Problem to work on » The exercise asks for every line of the data to be reproduced exactly.

Records provided »
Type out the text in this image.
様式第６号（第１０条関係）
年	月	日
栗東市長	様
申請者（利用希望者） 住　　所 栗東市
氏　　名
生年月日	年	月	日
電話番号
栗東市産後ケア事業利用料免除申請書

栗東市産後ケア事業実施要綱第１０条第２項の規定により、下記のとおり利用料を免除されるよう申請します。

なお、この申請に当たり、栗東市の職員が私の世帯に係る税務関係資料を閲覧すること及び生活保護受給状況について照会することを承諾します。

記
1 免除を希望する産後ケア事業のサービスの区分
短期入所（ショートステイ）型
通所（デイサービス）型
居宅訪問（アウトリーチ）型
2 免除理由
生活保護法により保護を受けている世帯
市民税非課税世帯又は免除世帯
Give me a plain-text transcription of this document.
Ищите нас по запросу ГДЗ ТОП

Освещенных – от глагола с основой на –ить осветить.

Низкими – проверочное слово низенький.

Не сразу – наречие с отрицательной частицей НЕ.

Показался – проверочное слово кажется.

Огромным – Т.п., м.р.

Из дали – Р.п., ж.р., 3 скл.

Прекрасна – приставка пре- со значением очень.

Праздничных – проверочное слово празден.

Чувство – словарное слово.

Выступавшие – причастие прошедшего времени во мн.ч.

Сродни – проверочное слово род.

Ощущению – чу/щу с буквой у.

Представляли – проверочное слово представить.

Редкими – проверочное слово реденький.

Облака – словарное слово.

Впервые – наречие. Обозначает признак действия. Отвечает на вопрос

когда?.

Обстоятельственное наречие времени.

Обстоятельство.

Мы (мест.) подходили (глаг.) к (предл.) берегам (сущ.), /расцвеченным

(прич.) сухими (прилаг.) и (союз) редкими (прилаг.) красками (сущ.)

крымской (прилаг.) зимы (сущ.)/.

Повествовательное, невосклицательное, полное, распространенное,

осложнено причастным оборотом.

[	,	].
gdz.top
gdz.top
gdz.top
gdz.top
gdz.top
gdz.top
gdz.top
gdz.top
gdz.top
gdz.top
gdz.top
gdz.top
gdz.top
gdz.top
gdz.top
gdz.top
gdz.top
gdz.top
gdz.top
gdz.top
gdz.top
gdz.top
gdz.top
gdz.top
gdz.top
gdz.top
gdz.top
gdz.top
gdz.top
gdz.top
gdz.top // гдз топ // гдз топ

Solution below »
Type out the text in this image.
様式第６号（第１０条関係）
年	月	日
栗東市長	様
申請者（利用希望者） 住　　所 栗東市
氏　　名
生年月日	年	月	日
電話番号
栗東市産後ケア事業利用料免除申請書

栗東市産後ケア事業実施要綱第１０条第２項の規定により、下記のとおり利用料を免除されるよう申請します。

なお、この申請に当たり、栗東市の職員が私の世帯に係る税務関係資料を閲覧すること及び生活保護受給状況について照会することを承諾します。

記
1 免除を希望する産後ケア事業のサービスの区分
短期入所（ショートステイ）型
通所（デイサービス）型
居宅訪問（アウトリーチ）型
2 免除理由
生活保護法により保護を受けている世帯
市民税非課税世帯又は免除世帯
Give me a plain-text transcription of this document.
Ищите нас по запросу ГДЗ ТОП

Освещенных – от глагола с основой на –ить осветить.

Низкими – проверочное слово низенький.

Не сразу – наречие с отрицательной частицей НЕ.

Показался – проверочное слово кажется.

Огромным – Т.п., м.р.

Из дали – Р.п., ж.р., 3 скл.

Прекрасна – приставка пре- со значением очень.

Праздничных – проверочное слово празден.

Чувство – словарное слово.

Выступавшие – причастие прошедшего времени во мн.ч.

Сродни – проверочное слово род.

Ощущению – чу/щу с буквой у.

Представляли – проверочное слово представить.

Редкими – проверочное слово реденький.

Облака – словарное слово.

Впервые – наречие. Обозначает признак действия. Отвечает на вопрос

когда?.

Обстоятельственное наречие времени.

Обстоятельство.

Мы (мест.) подходили (глаг.) к (предл.) берегам (сущ.), /расцвеченным

(прич.) сухими (прилаг.) и (союз) редкими (прилаг.) красками (сущ.)

крымской (прилаг.) зимы (сущ.)/.

Повествовательное, невосклицательное, полное, распространенное,

осложнено причастным оборотом.

[	,	].
gdz.top
gdz.top
gdz.top
gdz.top
gdz.top
gdz.top
gdz.top
gdz.top
gdz.top
gdz.top
gdz.top
gdz.top
gdz.top
gdz.top
gdz.top
gdz.top
gdz.top
gdz.top
gdz.top
gdz.top
gdz.top
gdz.top
gdz.top
gdz.top
gdz.top
gdz.top
gdz.top
gdz.top
gdz.top
gdz.top
gdz.top // гдз топ // гдз топ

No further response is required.